● **Prompt**
Copy the listing below line for line without changing anything, and leave the pictures out of your copy.

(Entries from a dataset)
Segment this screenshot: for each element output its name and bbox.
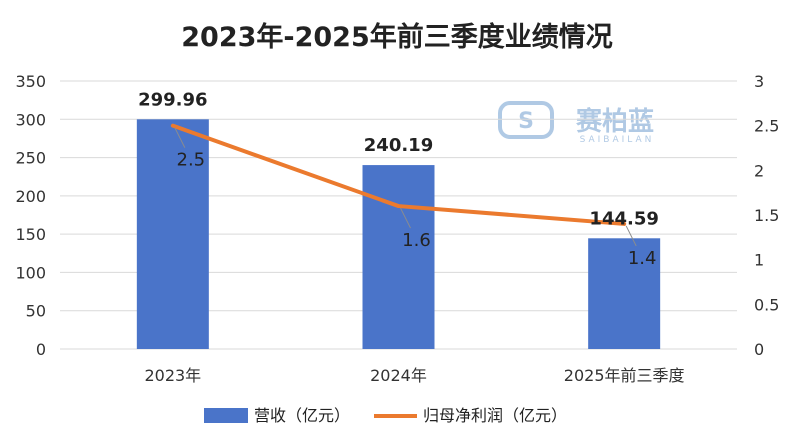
left-tick-label: 100: [15, 263, 46, 282]
line-label-leader: [625, 225, 637, 247]
line-series: [170, 123, 627, 226]
bar-value-label: 240.19: [364, 135, 433, 156]
legend-label: 营收（亿元）: [254, 406, 350, 425]
watermark-logo-glyph: S: [518, 109, 534, 134]
bar: [588, 238, 661, 349]
right-tick-label: 0.5: [754, 295, 779, 314]
right-tick-label: 2: [754, 161, 764, 180]
category-label: 2023年: [144, 366, 201, 385]
watermark-logo-frame: [498, 101, 554, 139]
left-tick-label: 300: [15, 110, 46, 129]
legend: 营收（亿元） 归母净利润（亿元）: [204, 406, 567, 425]
left-tick-label: 200: [15, 187, 46, 206]
line-value-label: 1.4: [628, 248, 657, 269]
data-labels: 299.96 240.19 144.59 2.5 1.6 1.4: [138, 89, 659, 269]
line-label-leader: [174, 127, 186, 148]
bar: [136, 119, 209, 349]
category-label: 2025年前三季度: [564, 366, 685, 385]
watermark-name: 赛柏蓝: [575, 106, 654, 137]
left-axis: 0 50 100 150 200 250 300 350: [15, 72, 46, 359]
line-point: [397, 204, 400, 208]
bar: [362, 165, 435, 349]
left-tick-label: 50: [26, 302, 46, 321]
right-tick-label: 2.5: [754, 117, 779, 136]
line-value-label: 1.6: [402, 230, 431, 251]
legend-swatch-bar: [204, 408, 248, 423]
category-axis: 2023年 2024年 2025年前三季度: [144, 366, 684, 385]
line-point: [622, 222, 626, 226]
right-tick-label: 1.5: [754, 206, 779, 225]
line-value-label: 2.5: [177, 150, 206, 171]
chart-title: 2023年-2025年前三季度业绩情况: [181, 21, 613, 53]
left-tick-label: 0: [36, 340, 46, 359]
category-label: 2024年: [370, 366, 427, 385]
bar-value-label: 144.59: [589, 208, 658, 229]
watermark-logo: S 赛柏蓝 SAIBAILAN: [498, 101, 655, 145]
watermark-sub: SAIBAILAN: [580, 135, 655, 145]
right-tick-label: 0: [754, 340, 764, 359]
legend-label: 归母净利润（亿元）: [423, 406, 567, 425]
left-tick-label: 350: [15, 72, 46, 91]
line-label-leader: [400, 207, 411, 229]
left-tick-label: 150: [15, 225, 46, 244]
right-tick-label: 1: [754, 251, 764, 270]
line-point: [171, 124, 175, 128]
right-axis: 0 0.5 1 1.5 2 2.5 3: [754, 72, 779, 359]
left-tick-label: 250: [15, 149, 46, 168]
bar-value-label: 299.96: [138, 89, 207, 110]
right-tick-label: 3: [754, 72, 764, 91]
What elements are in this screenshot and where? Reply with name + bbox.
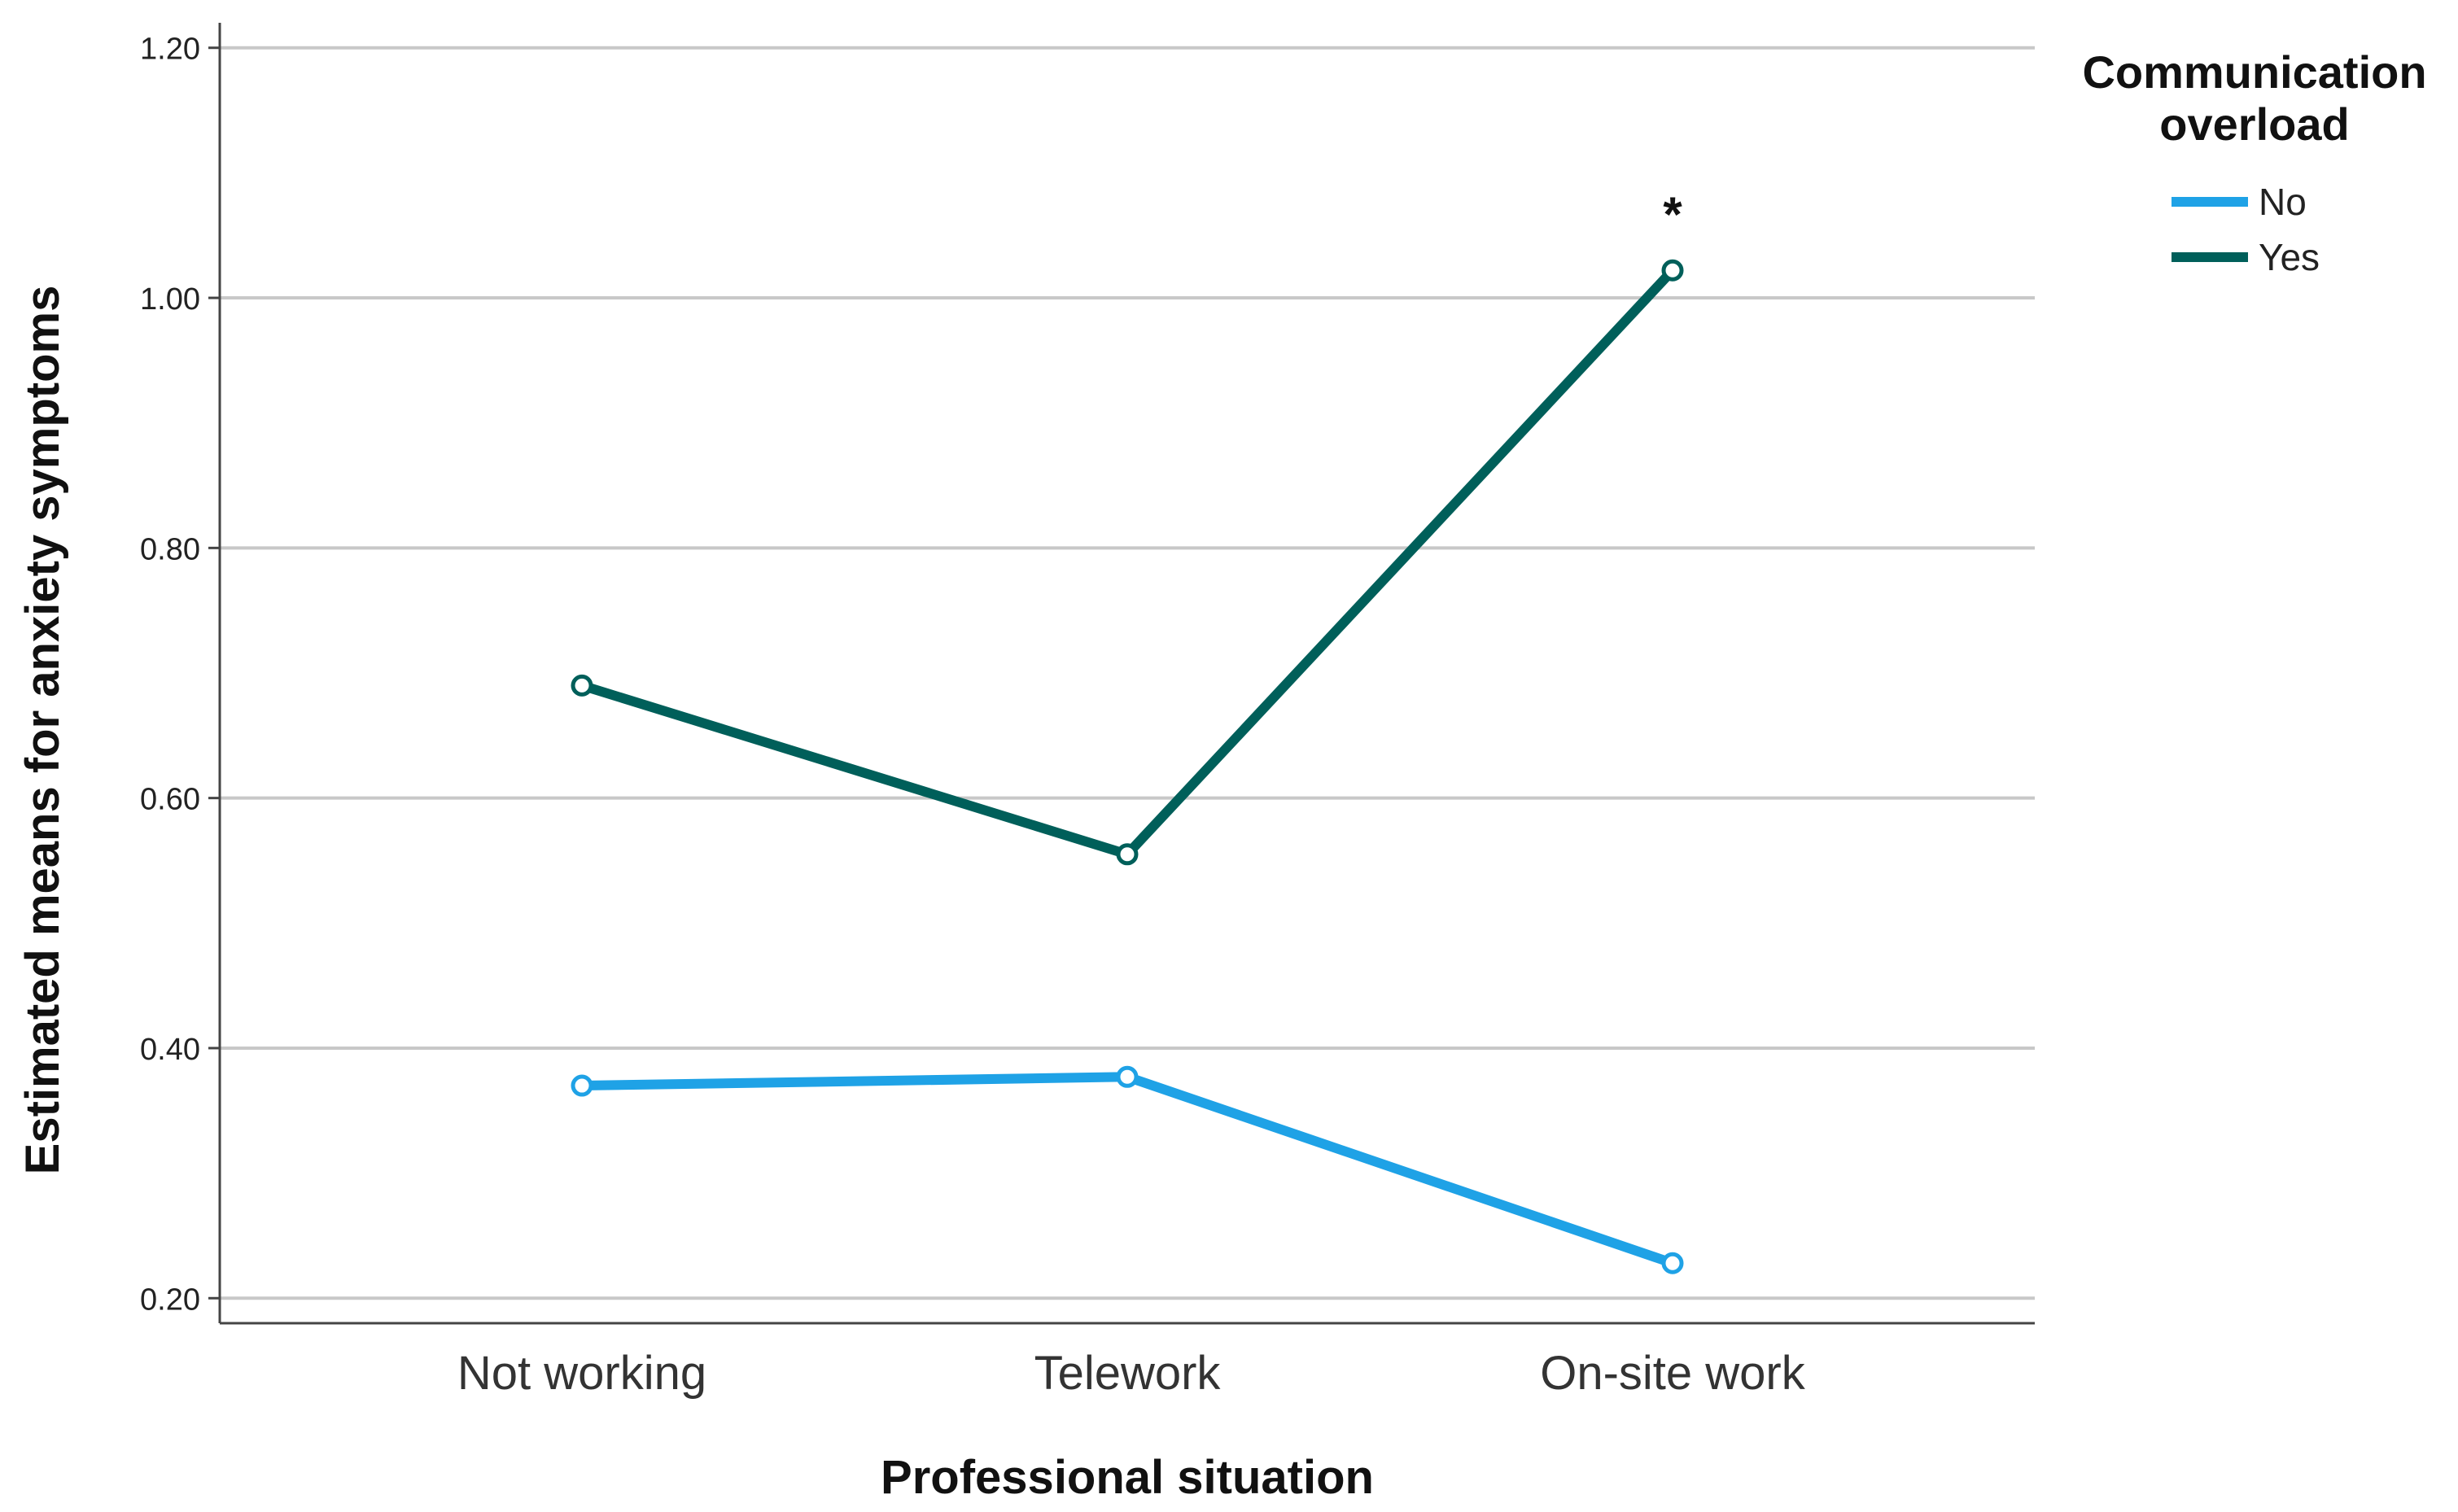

● **Final result**
Segment this screenshot: for each element output its name and bbox.
left-tick-label: 100: [15, 263, 46, 282]
line-label-leader: [625, 225, 637, 247]
line-series: [170, 123, 627, 226]
bar-value-label: 240.19: [364, 135, 433, 156]
legend-label: 营收（亿元）: [254, 406, 350, 425]
watermark-logo-glyph: S: [518, 109, 534, 134]
bar: [588, 238, 661, 349]
right-tick-label: 0.5: [754, 295, 779, 314]
right-tick-label: 2: [754, 161, 764, 180]
category-label: 2023年: [144, 366, 201, 385]
watermark-logo-frame: [498, 101, 554, 139]
left-tick-label: 300: [15, 110, 46, 129]
legend: 营收（亿元） 归母净利润（亿元）: [204, 406, 567, 425]
left-tick-label: 200: [15, 187, 46, 206]
line-value-label: 1.4: [628, 248, 657, 269]
data-labels: 299.96 240.19 144.59 2.5 1.6 1.4: [138, 89, 659, 269]
line-label-leader: [174, 127, 186, 148]
bar: [136, 119, 209, 349]
category-label: 2025年前三季度: [564, 366, 685, 385]
watermark-name: 赛柏蓝: [575, 106, 654, 137]
left-axis: 0 50 100 150 200 250 300 350: [15, 72, 46, 359]
line-point: [397, 204, 400, 208]
bar: [362, 165, 435, 349]
left-tick-label: 50: [26, 302, 46, 321]
right-tick-label: 2.5: [754, 117, 779, 136]
line-value-label: 1.6: [402, 230, 431, 251]
legend-swatch-bar: [204, 408, 248, 423]
category-axis: 2023年 2024年 2025年前三季度: [144, 366, 684, 385]
line-point: [622, 222, 626, 226]
right-tick-label: 1.5: [754, 206, 779, 225]
line-value-label: 2.5: [177, 150, 206, 171]
chart-title: 2023年-2025年前三季度业绩情况: [181, 21, 613, 53]
left-tick-label: 0: [36, 340, 46, 359]
category-label: 2024年: [370, 366, 427, 385]
bar-value-label: 144.59: [589, 208, 658, 229]
watermark-logo: S 赛柏蓝 SAIBAILAN: [498, 101, 655, 145]
watermark-sub: SAIBAILAN: [580, 135, 655, 145]
right-tick-label: 0: [754, 340, 764, 359]
legend-label: 归母净利润（亿元）: [423, 406, 567, 425]
left-tick-label: 350: [15, 72, 46, 91]
line-label-leader: [400, 207, 411, 229]
left-tick-label: 150: [15, 225, 46, 244]
right-tick-label: 1: [754, 251, 764, 270]
line-point: [171, 124, 175, 128]
right-axis: 0 0.5 1 1.5 2 2.5 3: [754, 72, 779, 359]
left-tick-label: 250: [15, 149, 46, 168]
bar-value-label: 299.96: [138, 89, 207, 110]
right-tick-label: 3: [754, 72, 764, 91]
What elements are in this screenshot and where? Reply with name + bbox.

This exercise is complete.